PAGE EXTRACT:

####################

In our last blog (#3) we looked mostly at project procurement, the challenges this creates and how this is impacted by adopting a traditional process. For this blog were are going to take a much broader look at procurement and ask the question “are we actually using the right approach to give us the best chance of obtaining the value we are trying to generate?”
Let’s start with procurement at the highest level. When we buy stuff we are the customer and when we sell stuff we are the supplier. The people we are buying from are our suppliers and the people we are supplying to are our customers and they have suppliers and customers of their own. In its simplest form this creates a vertically integrated supply chain in which value is able to flow up and down the supply chain, so long as and this is the important bit, the relationships are mutually beneficial. So how do you ensure they are?
Supply Positioning Analysis
There are a number of different approaches a customer can adopt when buying things from its suppliers. Thinking strategically, there are two key factors that dictate which approach is best suited to which purchase. These are (i) the amount a customer spends on an activity or component and (ii) the risk to their operations associated with that spend.
This is known as Supply Positioning Analysis in which the product of these two factors creates different approaches to adopt as shown in the adjacent graphic. To use this as a tool a customer needs to evaluate the relative spend on a particular purchase and then consider the impact of what they are purchasing on their operational performance.

####################

DATA PROVIDED:
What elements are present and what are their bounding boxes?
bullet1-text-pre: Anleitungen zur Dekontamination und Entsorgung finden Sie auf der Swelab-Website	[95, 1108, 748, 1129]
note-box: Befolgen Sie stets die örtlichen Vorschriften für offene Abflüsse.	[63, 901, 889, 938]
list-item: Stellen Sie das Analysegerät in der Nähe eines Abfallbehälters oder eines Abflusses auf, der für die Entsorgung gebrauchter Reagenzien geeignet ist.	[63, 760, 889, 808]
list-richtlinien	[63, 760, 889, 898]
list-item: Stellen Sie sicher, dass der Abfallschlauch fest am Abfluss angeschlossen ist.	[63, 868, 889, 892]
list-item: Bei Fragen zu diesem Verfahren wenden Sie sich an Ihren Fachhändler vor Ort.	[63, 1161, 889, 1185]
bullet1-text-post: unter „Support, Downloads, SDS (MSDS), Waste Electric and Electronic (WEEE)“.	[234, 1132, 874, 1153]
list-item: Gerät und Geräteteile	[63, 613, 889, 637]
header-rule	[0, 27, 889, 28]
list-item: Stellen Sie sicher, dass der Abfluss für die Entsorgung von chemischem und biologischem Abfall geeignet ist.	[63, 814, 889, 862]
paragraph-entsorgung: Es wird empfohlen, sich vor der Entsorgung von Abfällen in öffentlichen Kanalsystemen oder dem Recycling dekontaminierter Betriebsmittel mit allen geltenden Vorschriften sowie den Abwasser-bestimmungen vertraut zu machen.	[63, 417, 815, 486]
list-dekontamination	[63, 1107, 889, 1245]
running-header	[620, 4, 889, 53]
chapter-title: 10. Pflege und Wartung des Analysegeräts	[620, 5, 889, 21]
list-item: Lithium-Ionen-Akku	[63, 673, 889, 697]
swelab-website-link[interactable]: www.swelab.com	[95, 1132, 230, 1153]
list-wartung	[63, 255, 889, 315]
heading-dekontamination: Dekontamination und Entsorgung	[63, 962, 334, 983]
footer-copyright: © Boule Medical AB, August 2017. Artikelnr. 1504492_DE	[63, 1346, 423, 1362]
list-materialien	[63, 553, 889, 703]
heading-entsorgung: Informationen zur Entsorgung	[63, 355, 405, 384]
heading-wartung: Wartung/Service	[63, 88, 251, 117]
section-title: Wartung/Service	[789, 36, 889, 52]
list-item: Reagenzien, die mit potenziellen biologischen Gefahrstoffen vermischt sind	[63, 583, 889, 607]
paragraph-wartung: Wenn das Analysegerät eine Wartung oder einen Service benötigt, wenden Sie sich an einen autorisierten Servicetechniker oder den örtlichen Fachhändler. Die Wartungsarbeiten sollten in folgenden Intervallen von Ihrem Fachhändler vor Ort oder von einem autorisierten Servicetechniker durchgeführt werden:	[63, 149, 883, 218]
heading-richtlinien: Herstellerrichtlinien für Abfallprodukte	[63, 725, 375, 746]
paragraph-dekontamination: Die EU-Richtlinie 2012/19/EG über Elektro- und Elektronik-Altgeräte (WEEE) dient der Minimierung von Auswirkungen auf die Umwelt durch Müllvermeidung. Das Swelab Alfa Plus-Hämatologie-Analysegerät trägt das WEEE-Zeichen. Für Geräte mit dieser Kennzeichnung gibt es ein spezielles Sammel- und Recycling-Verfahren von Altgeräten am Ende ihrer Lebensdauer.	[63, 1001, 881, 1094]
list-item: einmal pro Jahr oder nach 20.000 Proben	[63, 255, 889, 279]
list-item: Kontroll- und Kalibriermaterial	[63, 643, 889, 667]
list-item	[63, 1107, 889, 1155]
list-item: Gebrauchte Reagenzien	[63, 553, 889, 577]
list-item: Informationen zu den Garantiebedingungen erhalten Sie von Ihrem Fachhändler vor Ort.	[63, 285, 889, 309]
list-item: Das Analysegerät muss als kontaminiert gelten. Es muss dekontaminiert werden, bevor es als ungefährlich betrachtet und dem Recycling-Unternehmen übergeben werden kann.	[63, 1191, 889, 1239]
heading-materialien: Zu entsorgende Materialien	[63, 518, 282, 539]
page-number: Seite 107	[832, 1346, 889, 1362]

####################

YOUR TASKS:
1. Decide whether each statement agrees with the procurement blog excerpt: (a) The previous blog, #3, dealt mostly with product design. (b) Value can move up and down the supply chain only if the relationships are mutually beneficial. (c) One of the two factors in Supply Positioning Analysis is the risk to a customer's operations tied to its spend. Answer yes or no for each, and quote the deciding words.
2. Extract the passage of the procurement blog excerpt between "Let’s start with" and "ensure they are?", inclusive.
Answer using only the procurement blog excerpt.

RESPONSES PER TASK:
1.
(a) No: "In our last blog (#3) we looked mostly at project procurement"
(b) Yes: "so long as and this is the important bit, the relationships are mutually beneficial"
(c) Yes: "(ii) the risk to their operations associated with that spend"

2.
Let’s start with procurement at the highest level. When we buy stuff we are the customer and when we sell stuff we are the supplier. The people we are buying from are our suppliers and the people we are supplying to are our customers and they have suppliers and customers of their own. In its simplest form this creates a vertically integrated supply chain in which value is able to flow up and down the supply chain, so long as and this is the important bit, the relationships are mutually beneficial. So how do you ensure they are?